Data listing:

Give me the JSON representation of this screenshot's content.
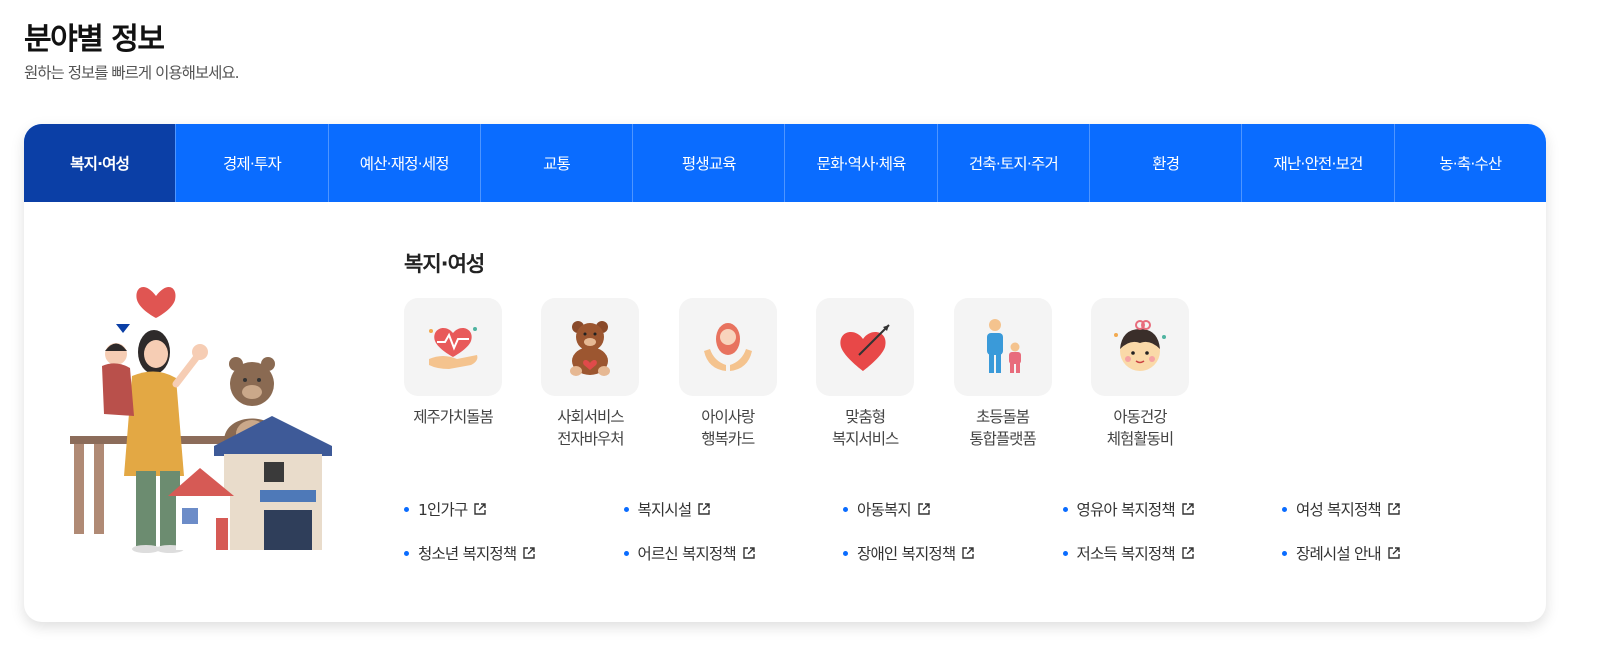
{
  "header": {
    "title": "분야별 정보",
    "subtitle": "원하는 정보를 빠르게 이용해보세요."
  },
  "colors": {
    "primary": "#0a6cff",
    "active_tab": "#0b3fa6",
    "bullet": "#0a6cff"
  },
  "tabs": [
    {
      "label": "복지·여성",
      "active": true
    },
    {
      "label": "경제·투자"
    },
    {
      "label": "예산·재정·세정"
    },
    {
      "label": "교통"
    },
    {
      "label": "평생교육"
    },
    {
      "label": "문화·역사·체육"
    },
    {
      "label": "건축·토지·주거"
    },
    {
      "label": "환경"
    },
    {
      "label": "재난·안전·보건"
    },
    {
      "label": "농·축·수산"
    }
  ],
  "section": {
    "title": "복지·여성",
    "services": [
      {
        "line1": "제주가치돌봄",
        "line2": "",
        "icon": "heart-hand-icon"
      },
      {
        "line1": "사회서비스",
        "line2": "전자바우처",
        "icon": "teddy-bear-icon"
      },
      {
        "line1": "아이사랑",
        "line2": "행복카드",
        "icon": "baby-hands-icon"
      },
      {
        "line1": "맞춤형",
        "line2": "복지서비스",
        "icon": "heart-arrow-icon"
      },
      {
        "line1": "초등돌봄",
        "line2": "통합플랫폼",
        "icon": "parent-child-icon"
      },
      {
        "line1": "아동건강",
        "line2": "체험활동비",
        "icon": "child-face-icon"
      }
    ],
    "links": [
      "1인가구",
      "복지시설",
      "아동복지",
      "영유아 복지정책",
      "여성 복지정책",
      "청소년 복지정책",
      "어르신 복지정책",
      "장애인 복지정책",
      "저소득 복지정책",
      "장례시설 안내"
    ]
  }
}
...
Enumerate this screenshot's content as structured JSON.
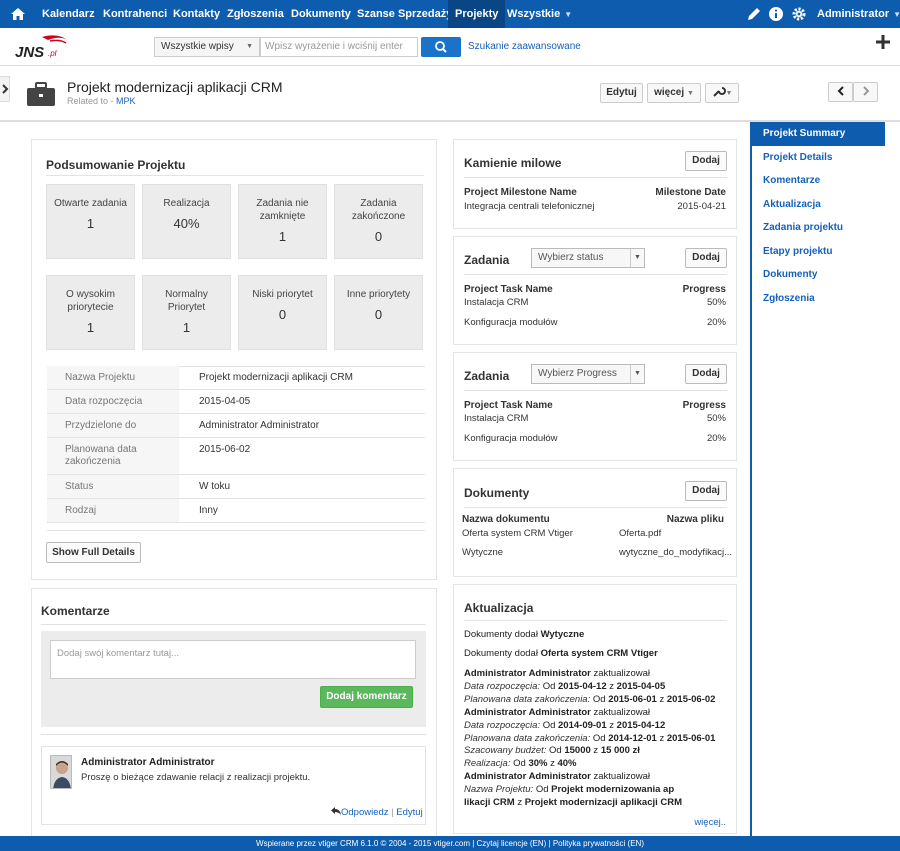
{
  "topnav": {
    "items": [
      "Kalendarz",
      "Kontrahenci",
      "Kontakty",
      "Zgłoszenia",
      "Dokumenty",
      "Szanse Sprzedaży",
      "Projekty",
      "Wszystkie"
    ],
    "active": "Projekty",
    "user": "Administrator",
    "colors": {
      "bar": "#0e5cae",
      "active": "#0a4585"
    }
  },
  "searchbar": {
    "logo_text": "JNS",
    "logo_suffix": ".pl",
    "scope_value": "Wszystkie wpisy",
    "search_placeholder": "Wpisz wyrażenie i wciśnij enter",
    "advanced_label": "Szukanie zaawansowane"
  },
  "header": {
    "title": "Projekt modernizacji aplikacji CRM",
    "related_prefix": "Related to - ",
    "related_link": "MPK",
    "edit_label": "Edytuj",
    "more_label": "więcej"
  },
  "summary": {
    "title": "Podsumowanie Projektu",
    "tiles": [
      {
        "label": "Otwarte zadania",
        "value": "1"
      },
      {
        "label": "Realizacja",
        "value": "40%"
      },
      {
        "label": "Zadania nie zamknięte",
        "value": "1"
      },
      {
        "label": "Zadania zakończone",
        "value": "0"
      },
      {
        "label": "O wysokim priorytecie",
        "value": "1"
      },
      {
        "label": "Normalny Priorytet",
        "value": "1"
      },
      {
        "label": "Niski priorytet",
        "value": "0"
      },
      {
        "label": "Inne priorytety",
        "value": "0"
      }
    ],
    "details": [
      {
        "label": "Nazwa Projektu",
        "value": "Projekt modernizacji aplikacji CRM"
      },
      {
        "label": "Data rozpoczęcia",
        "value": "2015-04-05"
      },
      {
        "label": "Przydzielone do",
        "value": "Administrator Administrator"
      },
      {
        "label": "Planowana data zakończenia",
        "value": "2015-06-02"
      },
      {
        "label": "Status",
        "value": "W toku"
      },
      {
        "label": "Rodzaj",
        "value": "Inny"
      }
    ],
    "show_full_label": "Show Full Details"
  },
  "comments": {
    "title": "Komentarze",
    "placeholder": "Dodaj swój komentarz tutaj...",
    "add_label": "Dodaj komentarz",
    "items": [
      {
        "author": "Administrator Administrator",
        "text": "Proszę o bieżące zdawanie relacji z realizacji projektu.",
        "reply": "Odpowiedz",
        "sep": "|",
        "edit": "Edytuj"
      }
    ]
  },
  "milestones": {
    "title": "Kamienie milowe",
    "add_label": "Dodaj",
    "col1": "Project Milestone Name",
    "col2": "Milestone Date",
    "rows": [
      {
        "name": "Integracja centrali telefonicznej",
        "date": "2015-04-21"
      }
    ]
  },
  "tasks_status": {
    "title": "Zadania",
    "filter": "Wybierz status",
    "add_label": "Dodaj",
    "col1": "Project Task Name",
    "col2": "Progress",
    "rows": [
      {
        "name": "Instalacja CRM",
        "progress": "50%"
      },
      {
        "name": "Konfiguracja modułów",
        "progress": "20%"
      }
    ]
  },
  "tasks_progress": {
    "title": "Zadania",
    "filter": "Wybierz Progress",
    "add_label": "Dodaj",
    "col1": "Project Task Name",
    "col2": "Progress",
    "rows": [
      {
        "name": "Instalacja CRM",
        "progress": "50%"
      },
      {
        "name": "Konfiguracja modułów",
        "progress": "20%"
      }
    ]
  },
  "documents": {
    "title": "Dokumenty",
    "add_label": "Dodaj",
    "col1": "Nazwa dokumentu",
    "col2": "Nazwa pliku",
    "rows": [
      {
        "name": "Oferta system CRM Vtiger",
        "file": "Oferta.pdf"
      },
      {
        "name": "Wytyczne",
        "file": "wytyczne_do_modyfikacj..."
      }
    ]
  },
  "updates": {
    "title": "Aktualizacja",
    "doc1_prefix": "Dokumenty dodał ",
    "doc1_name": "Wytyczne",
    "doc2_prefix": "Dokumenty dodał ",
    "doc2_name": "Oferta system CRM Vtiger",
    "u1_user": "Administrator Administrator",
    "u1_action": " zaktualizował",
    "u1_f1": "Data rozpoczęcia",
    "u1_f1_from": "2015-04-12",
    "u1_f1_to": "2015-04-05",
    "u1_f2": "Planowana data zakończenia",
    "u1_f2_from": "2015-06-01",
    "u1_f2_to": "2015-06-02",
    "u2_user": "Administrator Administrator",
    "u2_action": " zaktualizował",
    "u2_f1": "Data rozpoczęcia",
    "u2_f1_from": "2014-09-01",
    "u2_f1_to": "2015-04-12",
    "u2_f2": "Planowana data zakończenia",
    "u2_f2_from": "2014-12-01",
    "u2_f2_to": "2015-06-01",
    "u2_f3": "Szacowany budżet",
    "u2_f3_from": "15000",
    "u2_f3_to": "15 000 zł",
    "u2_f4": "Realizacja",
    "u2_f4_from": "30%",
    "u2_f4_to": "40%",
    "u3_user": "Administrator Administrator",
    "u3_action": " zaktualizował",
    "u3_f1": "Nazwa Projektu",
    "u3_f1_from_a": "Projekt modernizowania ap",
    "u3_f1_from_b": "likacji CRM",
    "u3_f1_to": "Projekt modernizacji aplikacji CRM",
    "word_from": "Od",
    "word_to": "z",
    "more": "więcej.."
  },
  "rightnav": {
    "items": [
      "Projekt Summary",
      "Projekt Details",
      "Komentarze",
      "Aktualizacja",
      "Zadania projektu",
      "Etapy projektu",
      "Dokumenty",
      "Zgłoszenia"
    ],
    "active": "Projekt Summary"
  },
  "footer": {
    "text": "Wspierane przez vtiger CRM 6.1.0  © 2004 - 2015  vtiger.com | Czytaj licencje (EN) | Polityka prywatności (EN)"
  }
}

Exercise instructions:
Count how many lines in the data contain the word "rozpoczęcia", giving the number without comment.

Result of the exercise:
3